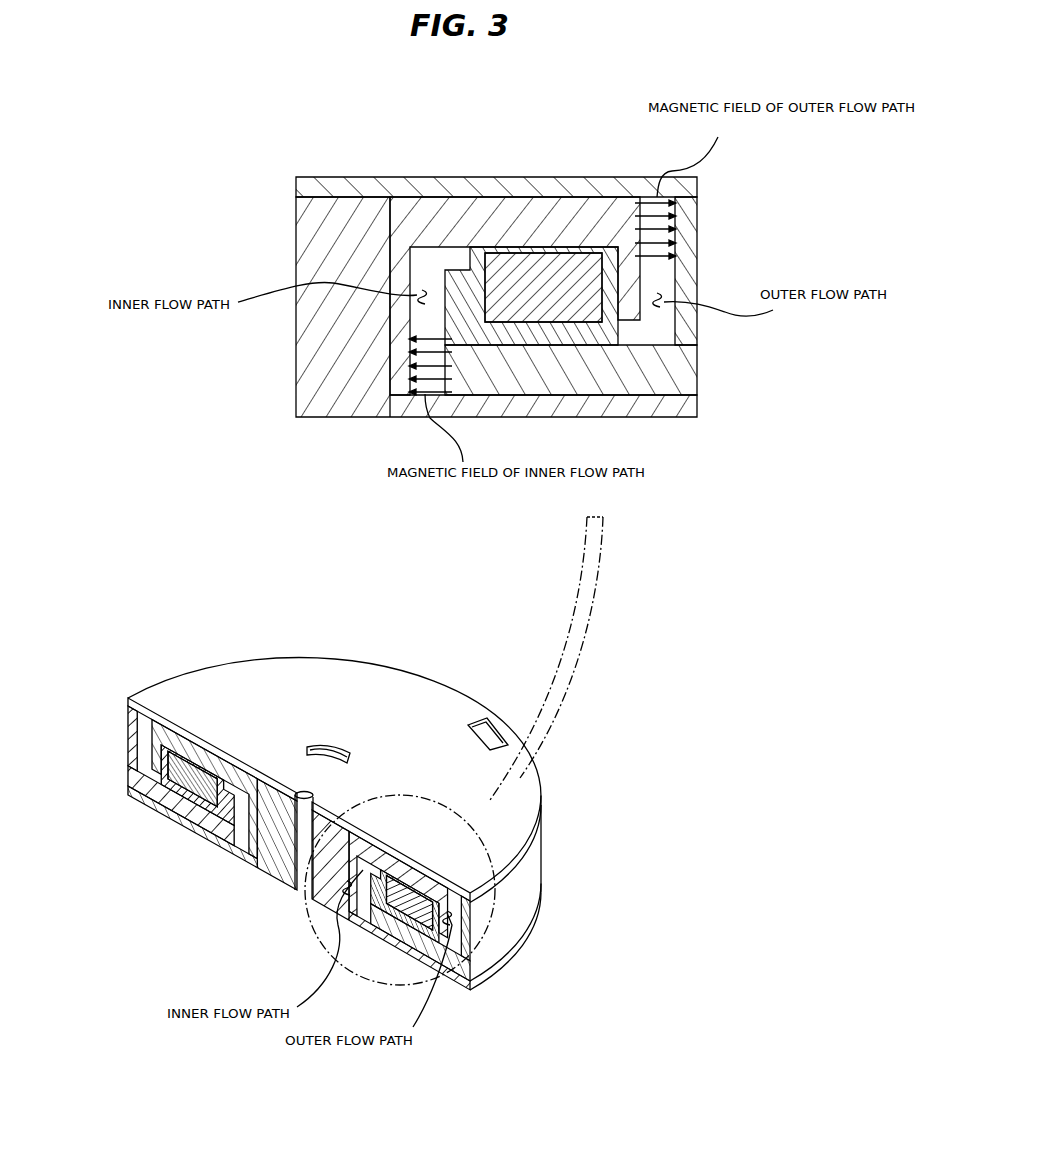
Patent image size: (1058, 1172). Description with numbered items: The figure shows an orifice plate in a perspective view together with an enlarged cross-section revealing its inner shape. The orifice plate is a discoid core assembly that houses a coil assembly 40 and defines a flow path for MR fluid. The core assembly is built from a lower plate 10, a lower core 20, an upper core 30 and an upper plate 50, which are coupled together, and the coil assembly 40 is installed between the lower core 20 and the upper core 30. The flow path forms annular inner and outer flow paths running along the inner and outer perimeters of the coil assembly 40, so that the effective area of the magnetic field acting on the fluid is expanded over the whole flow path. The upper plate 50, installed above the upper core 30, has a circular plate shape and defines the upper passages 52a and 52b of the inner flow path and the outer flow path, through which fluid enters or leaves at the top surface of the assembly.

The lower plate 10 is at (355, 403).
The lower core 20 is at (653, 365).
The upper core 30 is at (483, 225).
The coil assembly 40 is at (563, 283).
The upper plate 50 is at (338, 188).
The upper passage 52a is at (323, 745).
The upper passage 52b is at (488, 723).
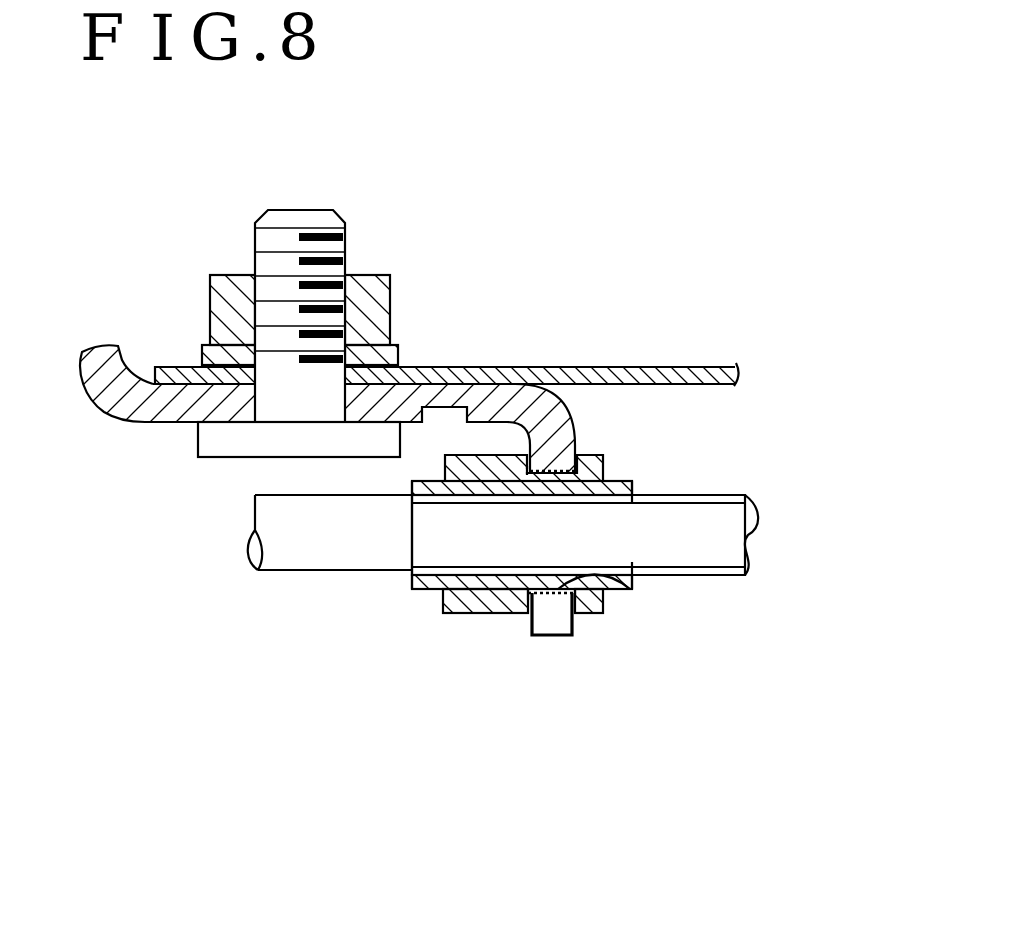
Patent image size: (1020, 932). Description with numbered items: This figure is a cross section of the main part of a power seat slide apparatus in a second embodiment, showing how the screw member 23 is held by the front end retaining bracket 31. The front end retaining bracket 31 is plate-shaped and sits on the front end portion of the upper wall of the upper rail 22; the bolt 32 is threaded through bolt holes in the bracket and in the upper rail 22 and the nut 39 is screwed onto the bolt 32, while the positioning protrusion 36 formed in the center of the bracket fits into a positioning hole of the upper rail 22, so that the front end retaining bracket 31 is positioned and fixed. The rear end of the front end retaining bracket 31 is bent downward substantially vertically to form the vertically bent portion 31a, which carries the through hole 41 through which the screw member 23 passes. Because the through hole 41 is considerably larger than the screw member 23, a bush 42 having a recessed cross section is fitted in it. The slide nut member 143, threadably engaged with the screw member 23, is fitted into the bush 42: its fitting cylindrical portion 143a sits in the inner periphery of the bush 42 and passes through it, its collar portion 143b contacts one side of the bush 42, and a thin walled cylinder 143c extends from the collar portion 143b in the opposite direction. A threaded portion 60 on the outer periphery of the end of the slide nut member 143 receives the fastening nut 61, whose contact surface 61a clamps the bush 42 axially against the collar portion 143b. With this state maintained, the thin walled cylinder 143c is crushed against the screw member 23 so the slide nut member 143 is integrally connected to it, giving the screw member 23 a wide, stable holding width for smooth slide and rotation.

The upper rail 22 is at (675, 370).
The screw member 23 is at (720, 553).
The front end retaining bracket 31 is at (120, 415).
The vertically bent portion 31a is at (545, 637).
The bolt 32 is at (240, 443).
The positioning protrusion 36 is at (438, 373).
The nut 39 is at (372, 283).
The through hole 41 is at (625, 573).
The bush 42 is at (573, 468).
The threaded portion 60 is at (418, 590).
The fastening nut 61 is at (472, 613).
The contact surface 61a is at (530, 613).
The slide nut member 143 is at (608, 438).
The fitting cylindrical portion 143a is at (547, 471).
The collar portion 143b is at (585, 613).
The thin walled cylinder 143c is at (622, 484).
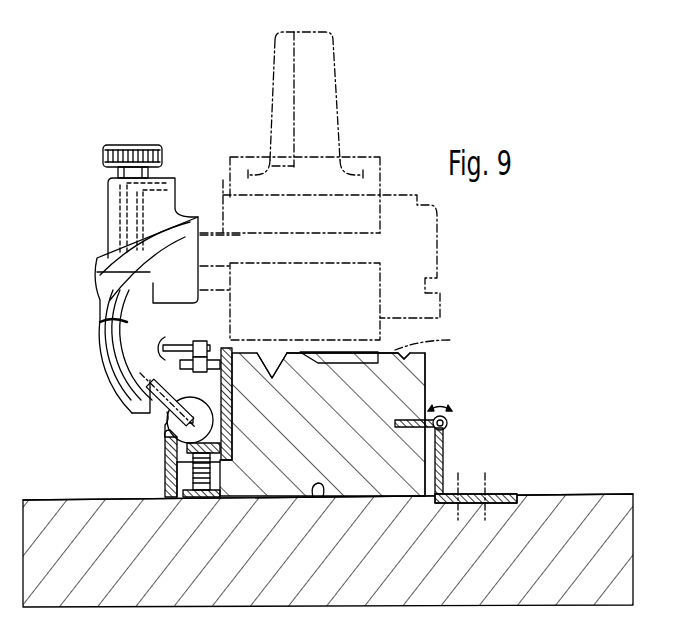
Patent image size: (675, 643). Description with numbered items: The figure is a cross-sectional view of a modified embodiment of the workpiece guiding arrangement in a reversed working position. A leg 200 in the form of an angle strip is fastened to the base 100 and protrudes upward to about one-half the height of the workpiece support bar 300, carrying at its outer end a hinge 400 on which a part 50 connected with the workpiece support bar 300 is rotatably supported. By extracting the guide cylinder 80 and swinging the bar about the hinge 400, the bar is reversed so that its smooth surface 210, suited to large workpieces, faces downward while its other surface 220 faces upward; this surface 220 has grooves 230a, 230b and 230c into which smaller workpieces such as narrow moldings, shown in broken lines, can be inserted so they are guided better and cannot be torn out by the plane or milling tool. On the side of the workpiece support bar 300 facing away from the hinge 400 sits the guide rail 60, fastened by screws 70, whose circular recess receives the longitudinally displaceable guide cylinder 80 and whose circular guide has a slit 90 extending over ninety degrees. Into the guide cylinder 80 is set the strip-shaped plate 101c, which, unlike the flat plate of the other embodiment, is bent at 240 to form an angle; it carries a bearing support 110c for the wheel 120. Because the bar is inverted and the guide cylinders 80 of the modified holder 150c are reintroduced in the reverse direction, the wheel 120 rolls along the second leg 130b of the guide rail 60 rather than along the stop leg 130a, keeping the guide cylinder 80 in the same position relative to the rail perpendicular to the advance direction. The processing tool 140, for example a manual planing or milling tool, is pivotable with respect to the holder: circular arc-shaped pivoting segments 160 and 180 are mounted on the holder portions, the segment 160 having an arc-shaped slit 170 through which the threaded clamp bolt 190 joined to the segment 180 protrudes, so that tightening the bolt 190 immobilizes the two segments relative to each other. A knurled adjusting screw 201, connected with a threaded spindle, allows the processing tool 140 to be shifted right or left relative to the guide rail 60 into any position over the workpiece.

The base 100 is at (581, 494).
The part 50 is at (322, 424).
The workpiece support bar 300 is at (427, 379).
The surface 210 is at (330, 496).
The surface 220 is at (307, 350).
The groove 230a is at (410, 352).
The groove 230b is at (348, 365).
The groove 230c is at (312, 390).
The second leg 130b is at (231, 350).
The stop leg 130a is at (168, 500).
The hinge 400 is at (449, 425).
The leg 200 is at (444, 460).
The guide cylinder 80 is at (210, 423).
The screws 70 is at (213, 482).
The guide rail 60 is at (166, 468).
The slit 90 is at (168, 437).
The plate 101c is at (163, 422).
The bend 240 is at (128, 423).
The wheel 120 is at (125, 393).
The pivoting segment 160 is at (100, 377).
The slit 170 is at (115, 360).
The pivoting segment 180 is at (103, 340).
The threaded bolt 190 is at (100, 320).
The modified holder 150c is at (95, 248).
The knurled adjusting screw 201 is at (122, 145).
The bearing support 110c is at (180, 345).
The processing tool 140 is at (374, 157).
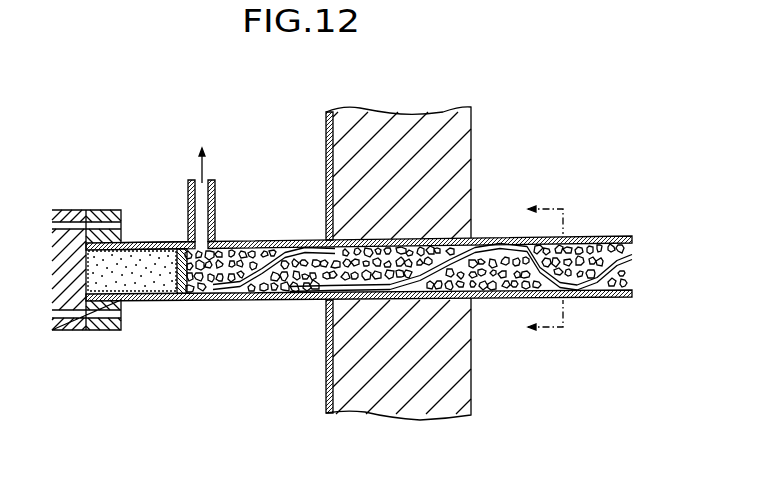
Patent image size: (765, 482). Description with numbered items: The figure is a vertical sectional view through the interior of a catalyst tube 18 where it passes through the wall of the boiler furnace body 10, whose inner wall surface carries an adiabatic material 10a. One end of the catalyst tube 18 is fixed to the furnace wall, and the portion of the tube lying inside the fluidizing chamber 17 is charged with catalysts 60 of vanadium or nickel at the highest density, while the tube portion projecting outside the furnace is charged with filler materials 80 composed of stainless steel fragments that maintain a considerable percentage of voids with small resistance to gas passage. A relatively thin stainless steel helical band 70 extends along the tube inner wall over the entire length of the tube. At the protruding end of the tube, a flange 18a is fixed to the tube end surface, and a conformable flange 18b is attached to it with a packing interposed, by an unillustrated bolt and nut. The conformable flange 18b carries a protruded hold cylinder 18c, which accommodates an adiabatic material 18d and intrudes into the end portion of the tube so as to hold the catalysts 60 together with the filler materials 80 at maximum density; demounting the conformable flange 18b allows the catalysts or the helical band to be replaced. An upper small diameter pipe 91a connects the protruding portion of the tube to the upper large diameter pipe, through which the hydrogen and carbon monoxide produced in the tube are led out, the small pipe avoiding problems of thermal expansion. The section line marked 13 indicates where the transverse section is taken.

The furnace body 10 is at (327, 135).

# DIRECTIONS
Can you put every line of the records above into a JSON list of strings, one string per line, with blank lines skipped and the pictures left out?

# EXPECTED ANSWER
[
  "Patent image size: (1058, 1172). Description with numbered items: The figure shows an orifice plate in a perspective view together with an enlarged cross-section revealing its inner shape. The orifice plate is a discoid core assembly that houses a coil assembly 40 and defines a flow path for MR fluid. The core assembly is built from a lower plate 10, a lower core 20, an upper core 30 and an upper plate 50, which are coupled together, and the coil assembly 40 is installed between the lower core 20 and the upper core 30. The flow path forms annular inner and outer flow paths running along the inner and outer perimeters of the coil assembly 40, so that the effective area of the magnetic field acting on the fluid is expanded over the whole flow path. The upper plate 50, installed above the upper core 30, has a circular plate shape and defines the upper passages 52a and 52b of the inner flow path and the outer flow path, through which fluid enters or leaves at the top surface of the assembly.",
  "The lower plate 10 is at (355, 403).",
  "The lower core 20 is at (653, 365).",
  "The upper core 30 is at (483, 225).",
  "The coil assembly 40 is at (563, 283).",
  "The upper plate 50 is at (338, 188).",
  "The upper passage 52a is at (323, 745).",
  "The upper passage 52b is at (488, 723).",
  "Patent image size: (1020, 932). Description with numbered items: This figure is a cross section of the main part of a power seat slide apparatus in a second embodiment, showing how the screw member 23 is held by the front end retaining bracket 31. The front end retaining bracket 31 is plate-shaped and sits on the front end portion of the upper wall of the upper rail 22; the bolt 32 is threaded through bolt holes in the bracket and in the upper rail 22 and the nut 39 is screwed onto the bolt 32, while the positioning protrusion 36 formed in the center of the bracket fits into a positioning hole of the upper rail 22, so that the front end retaining bracket 31 is positioned and fixed. The rear end of the front end retaining bracket 31 is bent downward substantially vertically to form the vertically bent portion 31a, which carries the through hole 41 through which the screw member 23 passes. Because the through hole 41 is considerably larger than the screw member 23, a bush 42 having a recessed cross section is fitted in it. The slide nut member 143, threadably engaged with the screw member 23, is fitted into the bush 42: its fitting cylindrical portion 143a sits in the inner periphery of the bush 42 and passes through it, its collar portion 143b contacts one side of the bush 42, and a thin walled cylinder 143c extends from the collar portion 143b in the opposite direction. A threaded portion 60 on the outer periphery of the end of the slide nut member 143 receives the fastening nut 61, whose contact surface 61a clamps the bush 42 axially against the collar portion 143b. With this state maintained, the thin walled cylinder 143c is crushed against the screw member 23 so the slide nut member 143 is integrally connected to it, giving the screw member 23 a wide, stable holding width for smooth slide and rotation.",
  "The upper rail 22 is at (675, 370).",
  "The screw member 23 is at (720, 553).",
  "The front end retaining bracket 31 is at (120, 415).",
  "The vertically bent portion 31a is at (545, 637).",
  "The bolt 32 is at (240, 443).",
  "The positioning protrusion 36 is at (438, 373).",
  "The nut 39 is at (372, 283).",
  "The through hole 41 is at (625, 573).",
  "The bush 42 is at (573, 468).",
  "The threaded portion 60 is at (418, 590).",
  "The fastening nut 61 is at (472, 613).",
  "The contact surface 61a is at (530, 613).",
  "The slide nut member 143 is at (608, 438).",
  "The fitting cylindrical portion 143a is at (547, 471).",
  "The collar portion 143b is at (585, 613).",
  "The thin walled cylinder 143c is at (622, 484).",
  "Patent image size: (675, 643). Description with numbered items: The figure is a cross-sectional view of a modified embodiment of the workpiece guiding arrangement in a reversed working position. A leg 200 in the form of an angle strip is fastened to the base 100 and protrudes upward to about one-half the height of the workpiece support bar 300, carrying at its outer end a hinge 400 on which a part 50 connected with the workpiece support bar 300 is rotatably supported. By extracting the guide cylinder 80 and swinging the bar about the hinge 400, the bar is reversed so that its smooth surface 210, suited to large workpieces, faces downward while its other surface 220 faces upward; this surface 220 has grooves 230a, 230b and 230c into which smaller workpieces such as narrow moldings, shown in broken lines, can be inserted so they are guided better and cannot be torn out by the plane or milling tool. On the side of the workpiece support bar 300 facing away from the hinge 400 sits the guide rail 60, fastened by screws 70, whose circular recess receives the longitudinally displaceable guide cylinder 80 and whose circular guide has a slit 90 extending over ninety degrees. Into the guide cylinder 80 is set the strip-shaped plate 101c, which, unlike the flat plate of the other embodiment, is bent at 240 to form an angle; it carries a bearing support 110c for the wheel 120. Because the bar is inverted and the guide cylinders 80 of the modified holder 150c are reintroduced in the reverse direction, the wheel 120 rolls along the second leg 130b of the guide rail 60 rather than along the stop leg 130a, keeping the guide cylinder 80 in the same position relative to the rail perpendicular to the advance direction. The processing tool 140, for example a manual planing or milling tool, is pivotable with respect to the holder: circular arc-shaped pivoting segments 160 and 180 are mounted on the holder portions, the segment 160 having an arc-shaped slit 170 through which the threaded clamp bolt 190 joined to the segment 180 protrudes, so that tightening the bolt 190 immobilizes the two segments relative to each other. A knurled adjusting screw 201, connected with a threaded spindle, allows the processing tool 140 to be shifted right or left relative to the guide rail 60 into any position over the workpiece.",
  "The base 100 is at (581, 494).",
  "The part 50 is at (322, 424).",
  "The workpiece support bar 300 is at (427, 379).",
  "The surface 210 is at (330, 496).",
  "The surface 220 is at (307, 350).",
  "The groove 230a is at (410, 352).",
  "The groove 230b is at (348, 365).",
  "The groove 230c is at (312, 390).",
  "The second leg 130b is at (231, 350).",
  "The stop leg 130a is at (168, 500).",
  "The hinge 400 is at (449, 425).",
  "The leg 200 is at (444, 460).",
  "The guide cylinder 80 is at (210, 423).",
  "The screws 70 is at (213, 482).",
  "The guide rail 60 is at (166, 468).",
  "The slit 90 is at (168, 437).",
  "The plate 101c is at (163, 422).",
  "The bend 240 is at (128, 423).",
  "The wheel 120 is at (125, 393).",
  "The pivoting segment 160 is at (100, 377).",
  "The slit 170 is at (115, 360).",
  "The pivoting segment 180 is at (103, 340).",
  "The threaded bolt 190 is at (100, 320).",
  "The modified holder 150c is at (95, 248).",
  "The knurled adjusting screw 201 is at (122, 145).",
  "The bearing support 110c is at (180, 345).",
  "The processing tool 140 is at (374, 157).",
  "Patent image size: (765, 482). Description with numbered items: The figure is a vertical sectional view through the interior of a catalyst tube 18 where it passes through the wall of the boiler furnace body 10, whose inner wall surface carries an adiabatic material 10a. One end of the catalyst tube 18 is fixed to the furnace wall, and the portion of the tube lying inside the fluidizing chamber 17 is charged with catalysts 60 of vanadium or nickel at the highest density, while the tube portion projecting outside the furnace is charged with filler materials 80 composed of stainless steel fragments that maintain a considerable percentage of voids with small resistance to gas passage. A relatively thin stainless steel helical band 70 extends along the tube inner wall over the entire length of the tube. At the protruding end of the tube, a flange 18a is fixed to the tube end surface, and a conformable flange 18b is attached to it with a packing interposed, by an unillustrated bolt and nut. The conformable flange 18b carries a protruded hold cylinder 18c, which accommodates an adiabatic material 18d and intrudes into the end portion of the tube so as to hold the catalysts 60 together with the filler materials 80 at maximum density; demounting the conformable flange 18b allows the catalysts or the helical band to be replaced. An upper small diameter pipe 91a connects the protruding portion of the tube to the upper large diameter pipe, through which the hydrogen and carbon monoxide produced in the tube are led out, the small pipe avoiding problems of thermal expansion. The section line marked 13 indicates where the transverse section is taken.",
  "The furnace body 10 is at (327, 135)."
]